━━━━━ AVAILABLE DATA ━━━━━
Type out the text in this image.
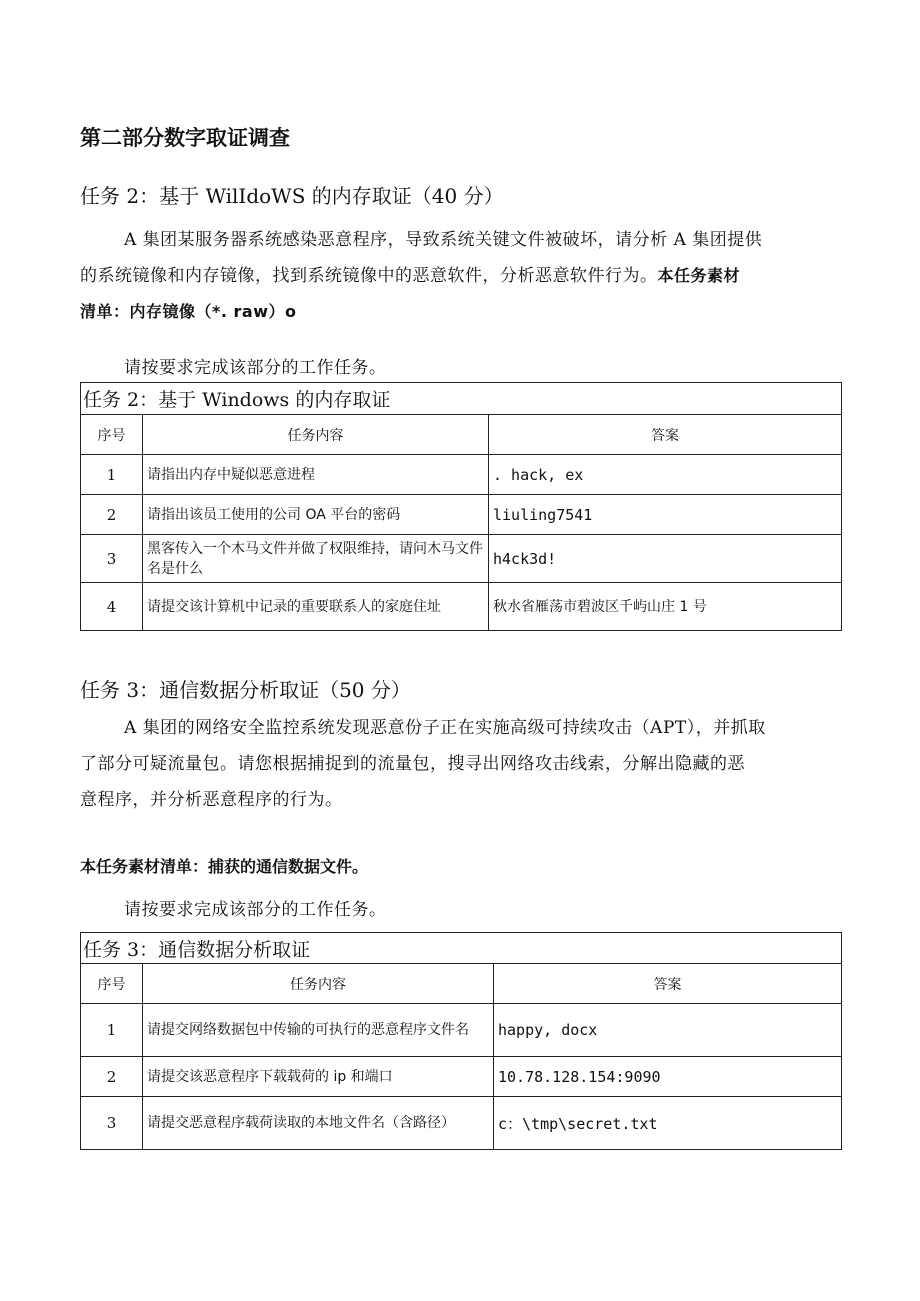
第二部分数字取证调查
任务 2：基于 WilIdoWS 的内存取证（40 分）
A 集团某服务器系统感染恶意程序，导致系统关键文件被破坏，请分析 A 集团提供
的系统镜像和内存镜像，找到系统镜像中的恶意软件，分析恶意软件行为。本任务素材
清单：内存镜像（*. raw）o
请按要求完成该部分的工作任务。
任务 2：基于 Windows 的内存取证		
序号	任务内容	答案
1	请指出内存中疑似恶意进程	. hack, ex
2	请指出该员工使用的公司 OA 平台的密码	liuling7541
3	黑客传入一个木马文件并做了权限维持，请问木马文件名是什么	h4ck3d!
4	请提交该计算机中记录的重要联系人的家庭住址	秋水省雁荡市碧波区千屿山庄 1 号
任务 3：通信数据分析取证（50 分）
A 集团的网络安全监控系统发现恶意份子正在实施高级可持续攻击（APT），并抓取
了部分可疑流量包。请您根据捕捉到的流量包，搜寻出网络攻击线索，分解出隐藏的恶
意程序，并分析恶意程序的行为。
本任务素材清单：捕获的通信数据文件。
请按要求完成该部分的工作任务。
任务 3：通信数据分析取证		
序号	任务内容	答案
1	请提交网络数据包中传输的可执行的恶意程序文件名	happy, docx
2	请提交该恶意程序下载载荷的 ip 和端口	10.78.128.154:9090
3	请提交恶意程序载荷读取的本地文件名（含路径）	c：\tmp\secret.txt
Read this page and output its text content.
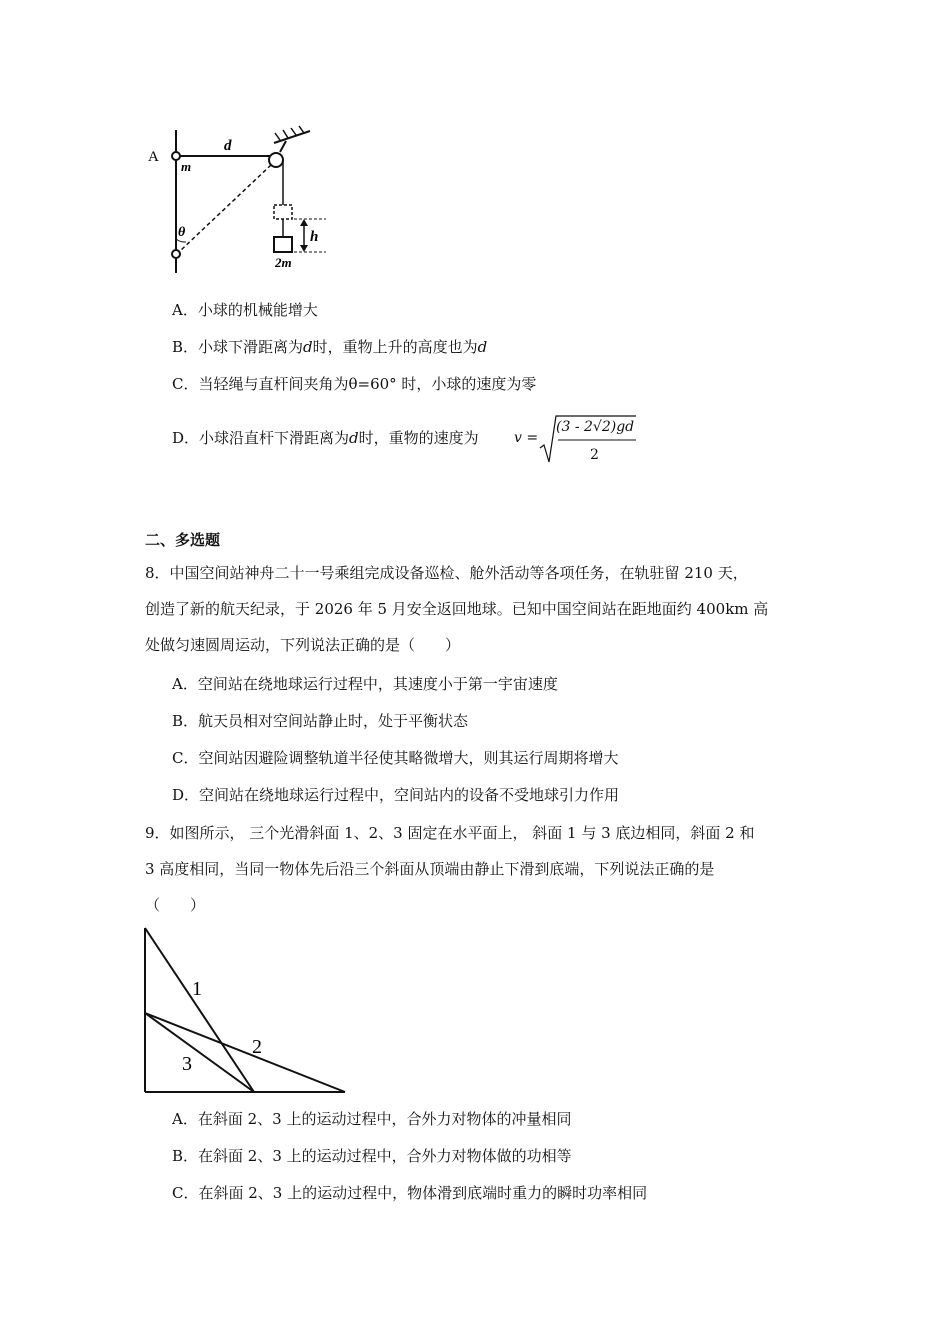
A
d
m
θ	h
2m
A．小球的机械能增大
B．小球下滑距离为d时，重物上升的高度也为d
C．当轻绳与直杆间夹角为θ=60° 时，小球的速度为零
D．小球沿直杆下滑距离为d时，重物的速度为	v =
(3 - 2√2)gd
2
二、多选题
8．中国空间站神舟二十一号乘组完成设备巡检、舱外活动等各项任务，在轨驻留 210 天，
创造了新的航天纪录，于 2026 年 5 月安全返回地球。已知中国空间站在距地面约 400km 高
处做匀速圆周运动，下列说法正确的是（　　）
A．空间站在绕地球运行过程中，其速度小于第一宇宙速度
B．航天员相对空间站静止时，处于平衡状态
C．空间站因避险调整轨道半径使其略微增大，则其运行周期将增大
D．空间站在绕地球运行过程中，空间站内的设备不受地球引力作用
9．如图所示， 三个光滑斜面 1、2、3 固定在水平面上， 斜面 1 与 3 底边相同，斜面 2 和
3 高度相同，当同一物体先后沿三个斜面从顶端由静止下滑到底端，下列说法正确的是
（　　）
1
2
3
A．在斜面 2、3 上的运动过程中，合外力对物体的冲量相同
B．在斜面 2、3 上的运动过程中，合外力对物体做的功相等
C．在斜面 2、3 上的运动过程中，物体滑到底端时重力的瞬时功率相同
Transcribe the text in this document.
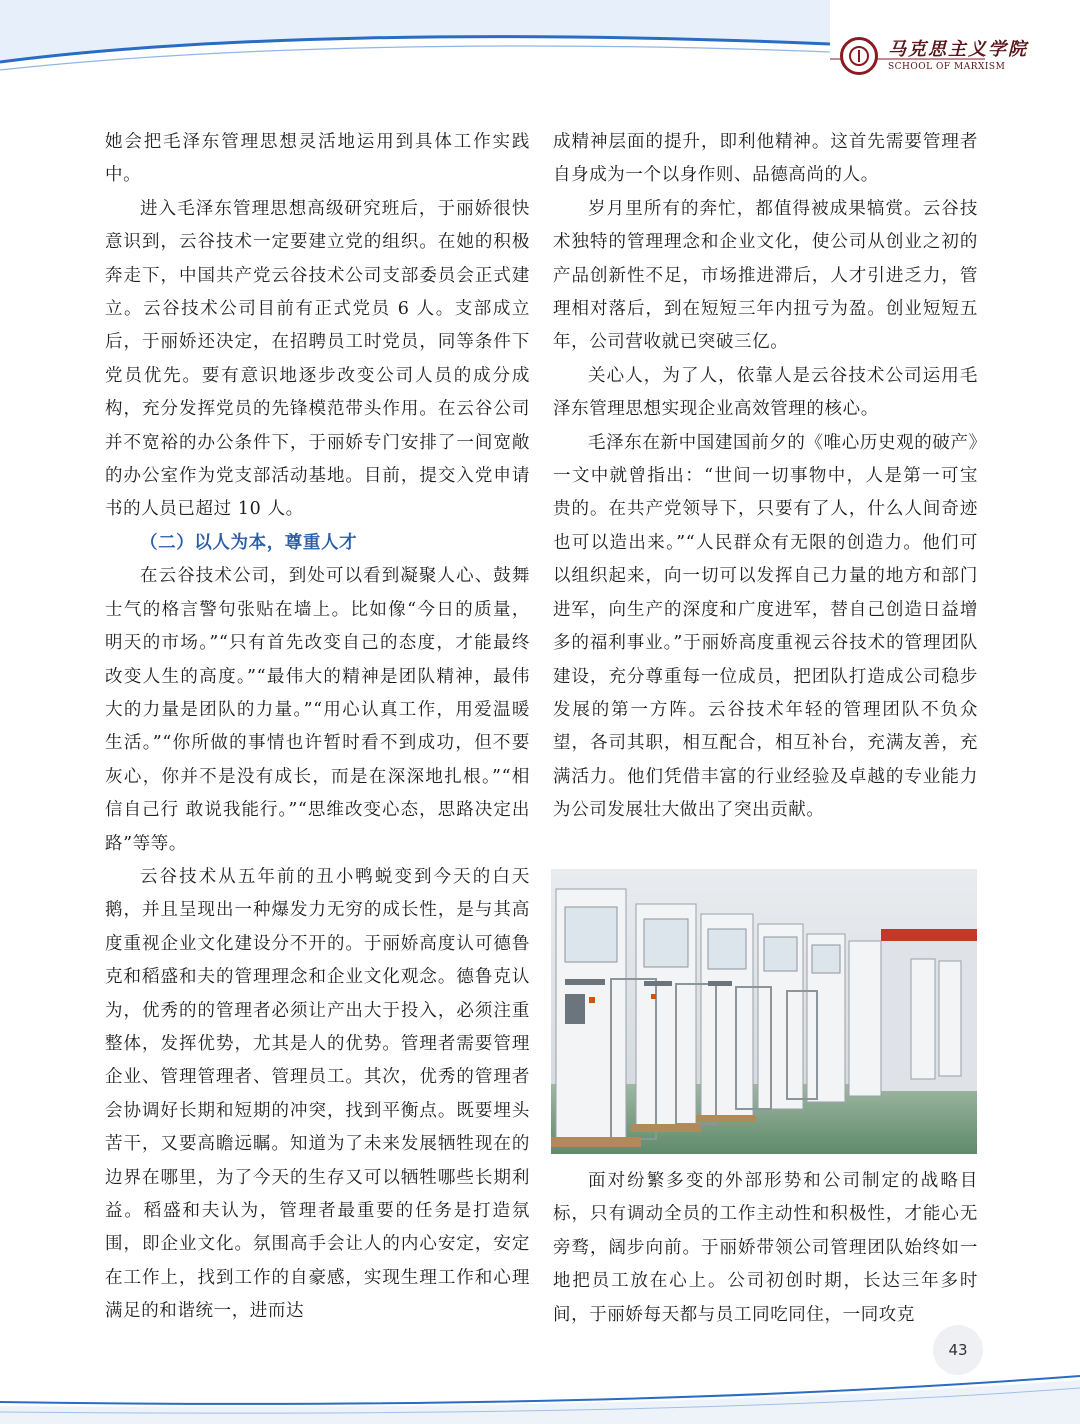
马克思主义学院
SCHOOL OF MARXISM

她会把毛泽东管理思想灵活地运用到具体工作实践中。

进入毛泽东管理思想高级研究班后，于丽娇很快意识到，云谷技术一定要建立党的组织。在她的积极奔走下，中国共产党云谷技术公司支部委员会正式建立。云谷技术公司目前有正式党员 6 人。支部成立后，于丽娇还决定，在招聘员工时党员，同等条件下党员优先。要有意识地逐步改变公司人员的成分成构，充分发挥党员的先锋模范带头作用。在云谷公司并不宽裕的办公条件下，于丽娇专门安排了一间宽敞的办公室作为党支部活动基地。目前，提交入党申请书的人员已超过 10 人。

（二）以人为本，尊重人才

在云谷技术公司，到处可以看到凝聚人心、鼓舞士气的格言警句张贴在墙上。比如像“今日的质量，明天的市场。”“只有首先改变自己的态度，才能最终改变人生的高度。”“最伟大的精神是团队精神，最伟大的力量是团队的力量。”“用心认真工作，用爱温暖生活。”“你所做的事情也许暂时看不到成功，但不要灰心，你并不是没有成长，而是在深深地扎根。”“相信自己行 敢说我能行。”“思维改变心态，思路决定出路”等等。

云谷技术从五年前的丑小鸭蜕变到今天的白天鹅，并且呈现出一种爆发力无穷的成长性，是与其高度重视企业文化建设分不开的。于丽娇高度认可德鲁克和稻盛和夫的管理理念和企业文化观念。德鲁克认为，优秀的的管理者必须让产出大于投入，必须注重整体，发挥优势，尤其是人的优势。管理者需要管理企业、管理管理者、管理员工。其次，优秀的管理者会协调好长期和短期的冲突，找到平衡点。既要埋头苦干，又要高瞻远瞩。知道为了未来发展牺牲现在的边界在哪里，为了今天的生存又可以牺牲哪些长期利益。稻盛和夫认为，管理者最重要的任务是打造氛围，即企业文化。氛围高手会让人的内心安定，安定在工作上，找到工作的自豪感，实现生理工作和心理满足的和谐统一，进而达

成精神层面的提升，即利他精神。这首先需要管理者自身成为一个以身作则、品德高尚的人。

岁月里所有的奔忙，都值得被成果犒赏。云谷技术独特的管理理念和企业文化，使公司从创业之初的产品创新性不足，市场推进滞后，人才引进乏力，管理相对落后，到在短短三年内扭亏为盈。创业短短五年，公司营收就已突破三亿。

关心人，为了人，依靠人是云谷技术公司运用毛泽东管理思想实现企业高效管理的核心。

毛泽东在新中国建国前夕的《唯心历史观的破产》一文中就曾指出：“世间一切事物中，人是第一可宝贵的。在共产党领导下，只要有了人，什么人间奇迹也可以造出来。”“人民群众有无限的创造力。他们可以组织起来，向一切可以发挥自己力量的地方和部门进军，向生产的深度和广度进军，替自己创造日益增多的福利事业。”于丽娇高度重视云谷技术的管理团队建设，充分尊重每一位成员，把团队打造成公司稳步发展的第一方阵。云谷技术年轻的管理团队不负众望，各司其职，相互配合，相互补台，充满友善，充满活力。他们凭借丰富的行业经验及卓越的专业能力为公司发展壮大做出了突出贡献。

面对纷繁多变的外部形势和公司制定的战略目标，只有调动全员的工作主动性和积极性，才能心无旁骛，阔步向前。于丽娇带领公司管理团队始终如一地把员工放在心上。公司初创时期，长达三年多时间，于丽娇每天都与员工同吃同住，一同攻克

43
━━━━━
→ **WRITTEN TASK**
Pictures are excluded; copy all other data exactly as shown.

→ **RESPONSE TO THE TASK**
Type out the text in this image.
第二部分数字取证调查
任务 2：基于 WilIdoWS 的内存取证（40 分）
A 集团某服务器系统感染恶意程序，导致系统关键文件被破坏，请分析 A 集团提供
的系统镜像和内存镜像，找到系统镜像中的恶意软件，分析恶意软件行为。本任务素材
清单：内存镜像（*. raw）o
请按要求完成该部分的工作任务。
任务 2：基于 Windows 的内存取证		
序号	任务内容	答案
1	请指出内存中疑似恶意进程	. hack, ex
2	请指出该员工使用的公司 OA 平台的密码	liuling7541
3	黑客传入一个木马文件并做了权限维持，请问木马文件名是什么	h4ck3d!
4	请提交该计算机中记录的重要联系人的家庭住址	秋水省雁荡市碧波区千屿山庄 1 号
任务 3：通信数据分析取证（50 分）
A 集团的网络安全监控系统发现恶意份子正在实施高级可持续攻击（APT），并抓取
了部分可疑流量包。请您根据捕捉到的流量包，搜寻出网络攻击线索，分解出隐藏的恶
意程序，并分析恶意程序的行为。
本任务素材清单：捕获的通信数据文件。
请按要求完成该部分的工作任务。
任务 3：通信数据分析取证		
序号	任务内容	答案
1	请提交网络数据包中传输的可执行的恶意程序文件名	happy, docx
2	请提交该恶意程序下载载荷的 ip 和端口	10.78.128.154:9090
3	请提交恶意程序载荷读取的本地文件名（含路径）	c：\tmp\secret.txt
Read this page and output its text content.
A
d
m
θ	h
2m
A．小球的机械能增大
B．小球下滑距离为d时，重物上升的高度也为d
C．当轻绳与直杆间夹角为θ=60° 时，小球的速度为零
D．小球沿直杆下滑距离为d时，重物的速度为	v =
(3 - 2√2)gd
2
二、多选题
8．中国空间站神舟二十一号乘组完成设备巡检、舱外活动等各项任务，在轨驻留 210 天，
创造了新的航天纪录，于 2026 年 5 月安全返回地球。已知中国空间站在距地面约 400km 高
处做匀速圆周运动，下列说法正确的是（　　）
A．空间站在绕地球运行过程中，其速度小于第一宇宙速度
B．航天员相对空间站静止时，处于平衡状态
C．空间站因避险调整轨道半径使其略微增大，则其运行周期将增大
D．空间站在绕地球运行过程中，空间站内的设备不受地球引力作用
9．如图所示， 三个光滑斜面 1、2、3 固定在水平面上， 斜面 1 与 3 底边相同，斜面 2 和
3 高度相同，当同一物体先后沿三个斜面从顶端由静止下滑到底端，下列说法正确的是
（　　）
1
2
3
A．在斜面 2、3 上的运动过程中，合外力对物体的冲量相同
B．在斜面 2、3 上的运动过程中，合外力对物体做的功相等
C．在斜面 2、3 上的运动过程中，物体滑到底端时重力的瞬时功率相同
Transcribe the text in this document.
马克思主义学院
SCHOOL OF MARXISM

她会把毛泽东管理思想灵活地运用到具体工作实践中。

进入毛泽东管理思想高级研究班后，于丽娇很快意识到，云谷技术一定要建立党的组织。在她的积极奔走下，中国共产党云谷技术公司支部委员会正式建立。云谷技术公司目前有正式党员 6 人。支部成立后，于丽娇还决定，在招聘员工时党员，同等条件下党员优先。要有意识地逐步改变公司人员的成分成构，充分发挥党员的先锋模范带头作用。在云谷公司并不宽裕的办公条件下，于丽娇专门安排了一间宽敞的办公室作为党支部活动基地。目前，提交入党申请书的人员已超过 10 人。

（二）以人为本，尊重人才

在云谷技术公司，到处可以看到凝聚人心、鼓舞士气的格言警句张贴在墙上。比如像“今日的质量，明天的市场。”“只有首先改变自己的态度，才能最终改变人生的高度。”“最伟大的精神是团队精神，最伟大的力量是团队的力量。”“用心认真工作，用爱温暖生活。”“你所做的事情也许暂时看不到成功，但不要灰心，你并不是没有成长，而是在深深地扎根。”“相信自己行 敢说我能行。”“思维改变心态，思路决定出路”等等。

云谷技术从五年前的丑小鸭蜕变到今天的白天鹅，并且呈现出一种爆发力无穷的成长性，是与其高度重视企业文化建设分不开的。于丽娇高度认可德鲁克和稻盛和夫的管理理念和企业文化观念。德鲁克认为，优秀的的管理者必须让产出大于投入，必须注重整体，发挥优势，尤其是人的优势。管理者需要管理企业、管理管理者、管理员工。其次，优秀的管理者会协调好长期和短期的冲突，找到平衡点。既要埋头苦干，又要高瞻远瞩。知道为了未来发展牺牲现在的边界在哪里，为了今天的生存又可以牺牲哪些长期利益。稻盛和夫认为，管理者最重要的任务是打造氛围，即企业文化。氛围高手会让人的内心安定，安定在工作上，找到工作的自豪感，实现生理工作和心理满足的和谐统一，进而达

成精神层面的提升，即利他精神。这首先需要管理者自身成为一个以身作则、品德高尚的人。

岁月里所有的奔忙，都值得被成果犒赏。云谷技术独特的管理理念和企业文化，使公司从创业之初的产品创新性不足，市场推进滞后，人才引进乏力，管理相对落后，到在短短三年内扭亏为盈。创业短短五年，公司营收就已突破三亿。

关心人，为了人，依靠人是云谷技术公司运用毛泽东管理思想实现企业高效管理的核心。

毛泽东在新中国建国前夕的《唯心历史观的破产》一文中就曾指出：“世间一切事物中，人是第一可宝贵的。在共产党领导下，只要有了人，什么人间奇迹也可以造出来。”“人民群众有无限的创造力。他们可以组织起来，向一切可以发挥自己力量的地方和部门进军，向生产的深度和广度进军，替自己创造日益增多的福利事业。”于丽娇高度重视云谷技术的管理团队建设，充分尊重每一位成员，把团队打造成公司稳步发展的第一方阵。云谷技术年轻的管理团队不负众望，各司其职，相互配合，相互补台，充满友善，充满活力。他们凭借丰富的行业经验及卓越的专业能力为公司发展壮大做出了突出贡献。

面对纷繁多变的外部形势和公司制定的战略目标，只有调动全员的工作主动性和积极性，才能心无旁骛，阔步向前。于丽娇带领公司管理团队始终如一地把员工放在心上。公司初创时期，长达三年多时间，于丽娇每天都与员工同吃同住，一同攻克

43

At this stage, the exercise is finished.